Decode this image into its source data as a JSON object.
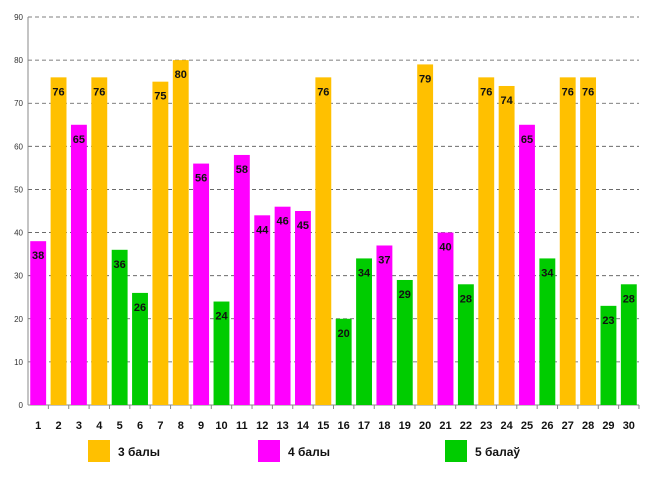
{
  "chart_data": {
    "type": "bar",
    "title": "",
    "xlabel": "",
    "ylabel": "",
    "ylim": [
      0,
      90
    ],
    "y_ticks": [
      "0",
      "10",
      "20",
      "30",
      "40",
      "50",
      "60",
      "70",
      "80",
      "90"
    ],
    "grid": true,
    "legend_position": "bottom",
    "categories": [
      "1",
      "2",
      "3",
      "4",
      "5",
      "6",
      "7",
      "8",
      "9",
      "10",
      "11",
      "12",
      "13",
      "14",
      "15",
      "16",
      "17",
      "18",
      "19",
      "20",
      "21",
      "22",
      "23",
      "24",
      "25",
      "26",
      "27",
      "28",
      "29",
      "30"
    ],
    "values": [
      38,
      76,
      65,
      76,
      36,
      26,
      75,
      80,
      56,
      24,
      58,
      44,
      46,
      45,
      76,
      20,
      34,
      37,
      29,
      79,
      40,
      28,
      76,
      74,
      65,
      34,
      76,
      76,
      23,
      28
    ],
    "value_labels": [
      "38",
      "76",
      "65",
      "76",
      "36",
      "26",
      "75",
      "80",
      "56",
      "24",
      "58",
      "44",
      "46",
      "45",
      "76",
      "20",
      "34",
      "37",
      "29",
      "79",
      "40",
      "28",
      "76",
      "74",
      "65",
      "34",
      "76",
      "76",
      "23",
      "28"
    ],
    "groups": [
      "4b",
      "3b",
      "4b",
      "3b",
      "5b",
      "5b",
      "3b",
      "3b",
      "4b",
      "5b",
      "4b",
      "4b",
      "4b",
      "4b",
      "3b",
      "5b",
      "5b",
      "4b",
      "5b",
      "3b",
      "4b",
      "5b",
      "3b",
      "3b",
      "4b",
      "5b",
      "3b",
      "3b",
      "5b",
      "5b"
    ],
    "legend": [
      {
        "key": "3b",
        "label": "3 балы",
        "color": "#FFC000"
      },
      {
        "key": "4b",
        "label": "4 балы",
        "color": "#FF00FF"
      },
      {
        "key": "5b",
        "label": "5 балаў",
        "color": "#00CC00"
      }
    ]
  }
}
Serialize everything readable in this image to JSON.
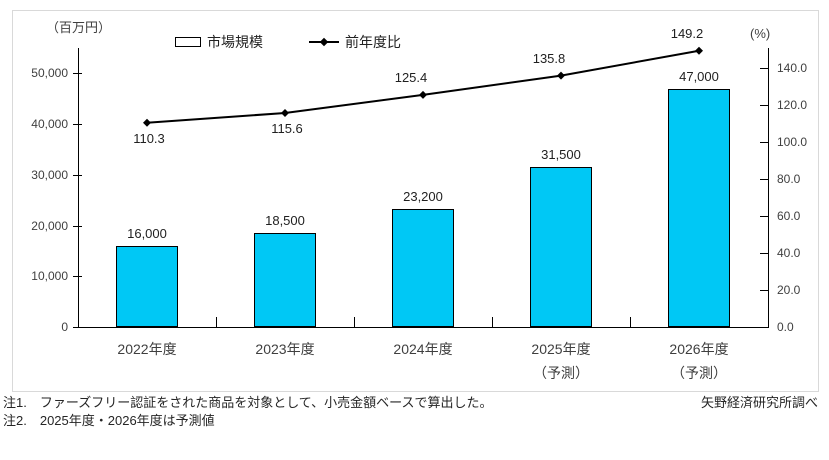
{
  "chart": {
    "left_unit": "（百万円）",
    "right_unit": "(%)",
    "legend": {
      "bar": "市場規模",
      "line": "前年度比"
    }
  },
  "colors": {
    "bar_fill": "#00C8F5",
    "bar_border": "#000000",
    "line": "#000000",
    "frame_border": "#D9D9D9",
    "tick_text": "#3F3F3F"
  },
  "chart_data": {
    "type": "bar",
    "subtype": "combo-bar-line-dual-axis",
    "title": "",
    "categories": [
      "2022年度",
      "2023年度",
      "2024年度",
      "2025年度（予測）",
      "2026年度（予測）"
    ],
    "category_lines": [
      [
        "2022年度"
      ],
      [
        "2023年度"
      ],
      [
        "2024年度"
      ],
      [
        "2025年度",
        "（予測）"
      ],
      [
        "2026年度",
        "（予測）"
      ]
    ],
    "series": [
      {
        "name": "市場規模",
        "chart": "bar",
        "axis": "left",
        "unit": "百万円",
        "values": [
          16000,
          18500,
          23200,
          31500,
          47000
        ],
        "labels": [
          "16,000",
          "18,500",
          "23,200",
          "31,500",
          "47,000"
        ]
      },
      {
        "name": "前年度比",
        "chart": "line",
        "axis": "right",
        "unit": "%",
        "values": [
          110.3,
          115.6,
          125.4,
          135.8,
          149.2
        ],
        "labels": [
          "110.3",
          "115.6",
          "125.4",
          "135.8",
          "149.2"
        ]
      }
    ],
    "label_positions": [
      "below",
      "below",
      "above",
      "above",
      "above"
    ],
    "left_axis": {
      "label": "（百万円）",
      "ticks": [
        "0",
        "10,000",
        "20,000",
        "30,000",
        "40,000",
        "50,000"
      ],
      "tick_values": [
        0,
        10000,
        20000,
        30000,
        40000,
        50000
      ],
      "range": [
        0,
        55000
      ]
    },
    "right_axis": {
      "label": "(%)",
      "ticks": [
        "0.0",
        "20.0",
        "40.0",
        "60.0",
        "80.0",
        "100.0",
        "120.0",
        "140.0"
      ],
      "tick_values": [
        0,
        20,
        40,
        60,
        80,
        100,
        120,
        140
      ],
      "range": [
        0,
        150.7
      ]
    },
    "grid": false,
    "legend_position": "top"
  },
  "notes": {
    "note1": "注1.　ファーズフリー認証をされた商品を対象として、小売金額ベースで算出した。",
    "note2": "注2.　2025年度・2026年度は予測値",
    "source": "矢野経済研究所調べ"
  }
}
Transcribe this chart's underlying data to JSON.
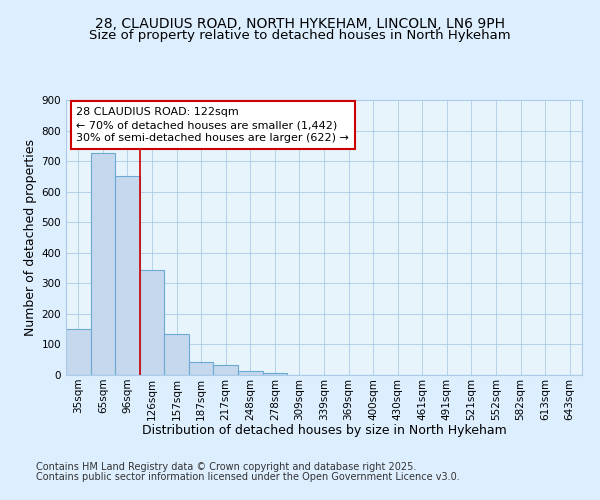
{
  "title_line1": "28, CLAUDIUS ROAD, NORTH HYKEHAM, LINCOLN, LN6 9PH",
  "title_line2": "Size of property relative to detached houses in North Hykeham",
  "xlabel": "Distribution of detached houses by size in North Hykeham",
  "ylabel": "Number of detached properties",
  "categories": [
    "35sqm",
    "65sqm",
    "96sqm",
    "126sqm",
    "157sqm",
    "187sqm",
    "217sqm",
    "248sqm",
    "278sqm",
    "309sqm",
    "339sqm",
    "369sqm",
    "400sqm",
    "430sqm",
    "461sqm",
    "491sqm",
    "521sqm",
    "552sqm",
    "582sqm",
    "613sqm",
    "643sqm"
  ],
  "values": [
    150,
    725,
    650,
    345,
    133,
    42,
    32,
    12,
    7,
    0,
    0,
    0,
    0,
    0,
    0,
    0,
    0,
    0,
    0,
    0,
    0
  ],
  "bar_color": "#c5d8ee",
  "bar_edge_color": "#6aaad4",
  "red_line_x": 2.5,
  "annotation_text": "28 CLAUDIUS ROAD: 122sqm\n← 70% of detached houses are smaller (1,442)\n30% of semi-detached houses are larger (622) →",
  "annotation_box_color": "white",
  "annotation_box_edge_color": "#cc0000",
  "ylim": [
    0,
    900
  ],
  "yticks": [
    0,
    100,
    200,
    300,
    400,
    500,
    600,
    700,
    800,
    900
  ],
  "bg_color": "#ddeeff",
  "plot_bg_color": "#e8f4fc",
  "grid_color": "#aacce8",
  "footer_line1": "Contains HM Land Registry data © Crown copyright and database right 2025.",
  "footer_line2": "Contains public sector information licensed under the Open Government Licence v3.0.",
  "title_fontsize": 10,
  "subtitle_fontsize": 9.5,
  "axis_label_fontsize": 9,
  "tick_fontsize": 7.5,
  "footer_fontsize": 7,
  "annotation_fontsize": 8
}
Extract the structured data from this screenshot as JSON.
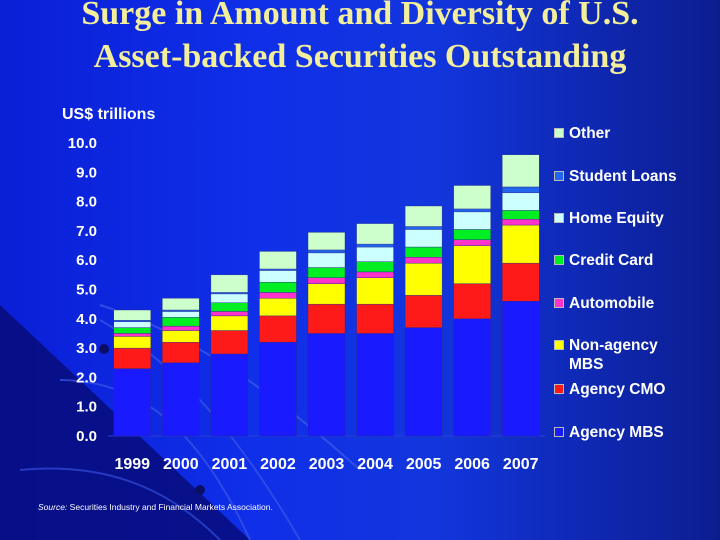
=-=-=
Where does the word "Contains" appear? Return each line that holds it.

  "footer_line1": "Contains HM Land Registry data © Crown copyright and database right 2025.",
  "footer_line2": "Contains public sector information licensed under the Open Government Licence v3.0.",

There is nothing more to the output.